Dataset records

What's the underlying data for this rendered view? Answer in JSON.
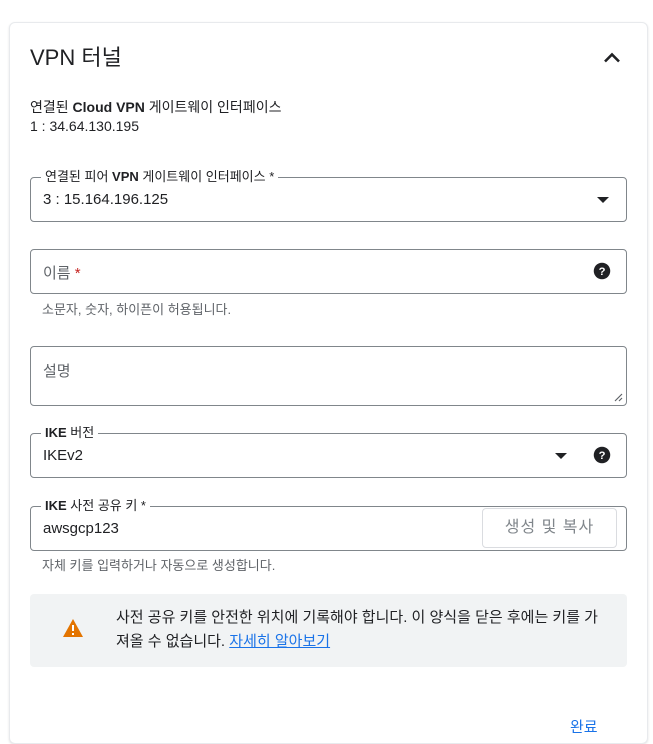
{
  "section": {
    "title": "VPN 터널"
  },
  "cloud_gateway": {
    "label_prefix": "연결된 ",
    "label_bold": "Cloud VPN",
    "label_suffix": " 게이트웨이 인터페이스",
    "value": "1 : 34.64.130.195"
  },
  "peer_gateway": {
    "label_prefix": "연결된 피어 ",
    "label_bold": "VPN",
    "label_suffix": " 게이트웨이 인터페이스 *",
    "value": "3 : 15.164.196.125"
  },
  "name_field": {
    "placeholder": "이름",
    "required_mark": "*",
    "helper": "소문자, 숫자, 하이픈이 허용됩니다."
  },
  "description_field": {
    "placeholder": "설명"
  },
  "ike_version": {
    "label_bold": "IKE",
    "label_suffix": " 버전",
    "value": "IKEv2"
  },
  "ike_key": {
    "label_bold": "IKE",
    "label_suffix": " 사전 공유 키 *",
    "value": "awsgcp123",
    "generate_button": "생성 및 복사",
    "helper": "자체 키를 입력하거나 자동으로 생성합니다."
  },
  "warning": {
    "text": "사전 공유 키를 안전한 위치에 기록해야 합니다. 이 양식을 닫은 후에는 키를 가져올 수 없습니다.",
    "link": "자세히 알아보기",
    "icon": "warning-icon",
    "icon_color": "#e37400"
  },
  "actions": {
    "done": "완료"
  },
  "colors": {
    "accent": "#1a73e8",
    "required": "#c5221f"
  }
}
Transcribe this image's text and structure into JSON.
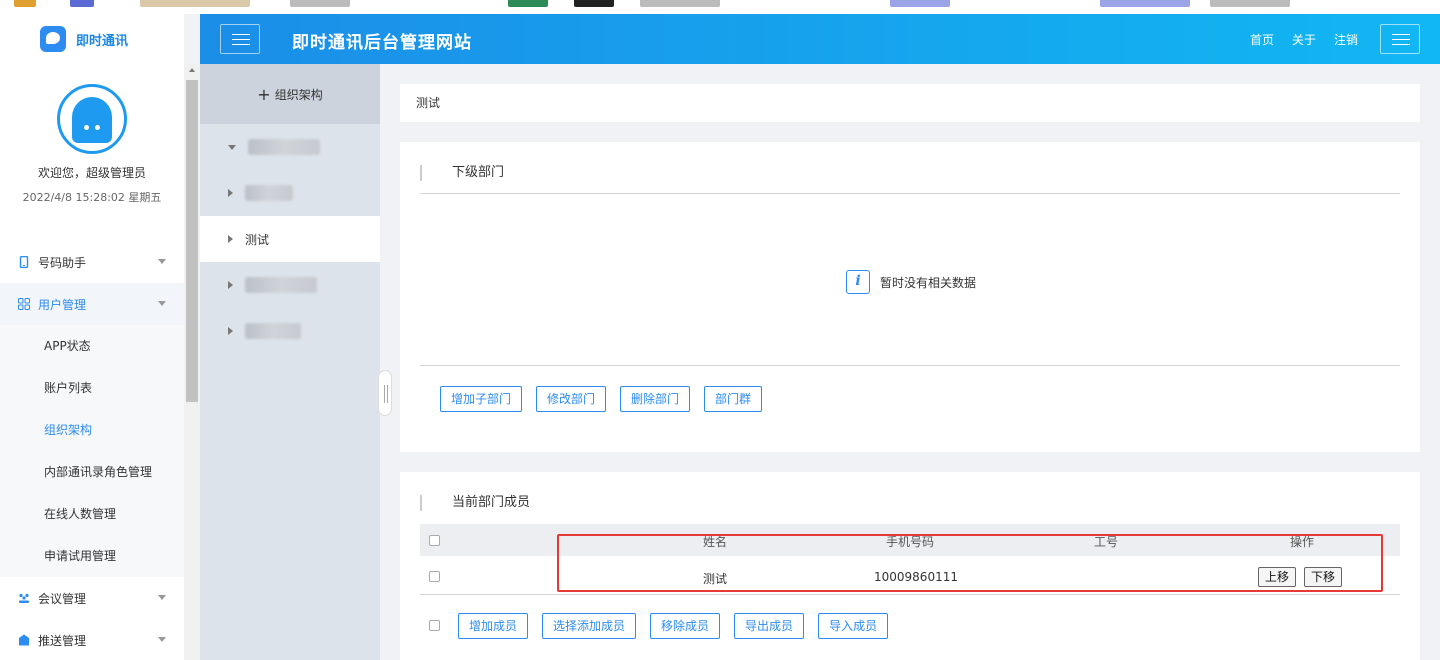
{
  "sidebar": {
    "logo_text": "即时通讯",
    "welcome": "欢迎您，超级管理员",
    "datetime": "2022/4/8 15:28:02 星期五",
    "menu": [
      {
        "label": "号码助手",
        "icon": "phone-icon"
      },
      {
        "label": "用户管理",
        "icon": "grid-icon"
      },
      {
        "label": "会议管理",
        "icon": "meeting-icon"
      },
      {
        "label": "推送管理",
        "icon": "push-icon"
      }
    ],
    "submenu": [
      "APP状态",
      "账户列表",
      "组织架构",
      "内部通讯录角色管理",
      "在线人数管理",
      "申请试用管理"
    ]
  },
  "header": {
    "title": "即时通讯后台管理网站",
    "links": [
      "首页",
      "关于",
      "注销"
    ]
  },
  "tree": {
    "add_label": "组织架构",
    "selected_node": "测试"
  },
  "breadcrumb": "测试",
  "sub_dept": {
    "title": "下级部门",
    "empty_text": "暂时没有相关数据",
    "buttons": [
      "增加子部门",
      "修改部门",
      "删除部门",
      "部门群"
    ]
  },
  "members": {
    "title": "当前部门成员",
    "columns": [
      "姓名",
      "手机号码",
      "工号",
      "操作"
    ],
    "rows": [
      {
        "name": "测试",
        "phone": "10009860111",
        "emp_no": "",
        "actions": [
          "上移",
          "下移"
        ]
      }
    ],
    "buttons": [
      "增加成员",
      "选择添加成员",
      "移除成员",
      "导出成员",
      "导入成员"
    ]
  },
  "colors": {
    "accent": "#2d8cf0",
    "header_start": "#1b8ee8",
    "header_end": "#11b7f2",
    "highlight": "#e53935"
  }
}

● **Exercise description**
Skip the pictures and transcribe the rest of the records exactly.

● **Exercise output**
What's the underlying data for this rendered view? Answer in JSON.
{
  "section": {
    "title": "VPN 터널"
  },
  "cloud_gateway": {
    "label_prefix": "연결된 ",
    "label_bold": "Cloud VPN",
    "label_suffix": " 게이트웨이 인터페이스",
    "value": "1 : 34.64.130.195"
  },
  "peer_gateway": {
    "label_prefix": "연결된 피어 ",
    "label_bold": "VPN",
    "label_suffix": " 게이트웨이 인터페이스 *",
    "value": "3 : 15.164.196.125"
  },
  "name_field": {
    "placeholder": "이름",
    "required_mark": "*",
    "helper": "소문자, 숫자, 하이픈이 허용됩니다."
  },
  "description_field": {
    "placeholder": "설명"
  },
  "ike_version": {
    "label_bold": "IKE",
    "label_suffix": " 버전",
    "value": "IKEv2"
  },
  "ike_key": {
    "label_bold": "IKE",
    "label_suffix": " 사전 공유 키 *",
    "value": "awsgcp123",
    "generate_button": "생성 및 복사",
    "helper": "자체 키를 입력하거나 자동으로 생성합니다."
  },
  "warning": {
    "text": "사전 공유 키를 안전한 위치에 기록해야 합니다. 이 양식을 닫은 후에는 키를 가져올 수 없습니다.",
    "link": "자세히 알아보기",
    "icon": "warning-icon",
    "icon_color": "#e37400"
  },
  "actions": {
    "done": "완료"
  },
  "colors": {
    "accent": "#1a73e8",
    "required": "#c5221f"
  }
}
Transcribe this image's text and structure into JSON.
{
  "sidebar": {
    "logo_text": "即时通讯",
    "welcome": "欢迎您，超级管理员",
    "datetime": "2022/4/8 15:28:02 星期五",
    "menu": [
      {
        "label": "号码助手",
        "icon": "phone-icon"
      },
      {
        "label": "用户管理",
        "icon": "grid-icon"
      },
      {
        "label": "会议管理",
        "icon": "meeting-icon"
      },
      {
        "label": "推送管理",
        "icon": "push-icon"
      }
    ],
    "submenu": [
      "APP状态",
      "账户列表",
      "组织架构",
      "内部通讯录角色管理",
      "在线人数管理",
      "申请试用管理"
    ]
  },
  "header": {
    "title": "即时通讯后台管理网站",
    "links": [
      "首页",
      "关于",
      "注销"
    ]
  },
  "tree": {
    "add_label": "组织架构",
    "selected_node": "测试"
  },
  "breadcrumb": "测试",
  "sub_dept": {
    "title": "下级部门",
    "empty_text": "暂时没有相关数据",
    "buttons": [
      "增加子部门",
      "修改部门",
      "删除部门",
      "部门群"
    ]
  },
  "members": {
    "title": "当前部门成员",
    "columns": [
      "姓名",
      "手机号码",
      "工号",
      "操作"
    ],
    "rows": [
      {
        "name": "测试",
        "phone": "10009860111",
        "emp_no": "",
        "actions": [
          "上移",
          "下移"
        ]
      }
    ],
    "buttons": [
      "增加成员",
      "选择添加成员",
      "移除成员",
      "导出成员",
      "导入成员"
    ]
  },
  "colors": {
    "accent": "#2d8cf0",
    "header_start": "#1b8ee8",
    "header_end": "#11b7f2",
    "highlight": "#e53935"
  }
}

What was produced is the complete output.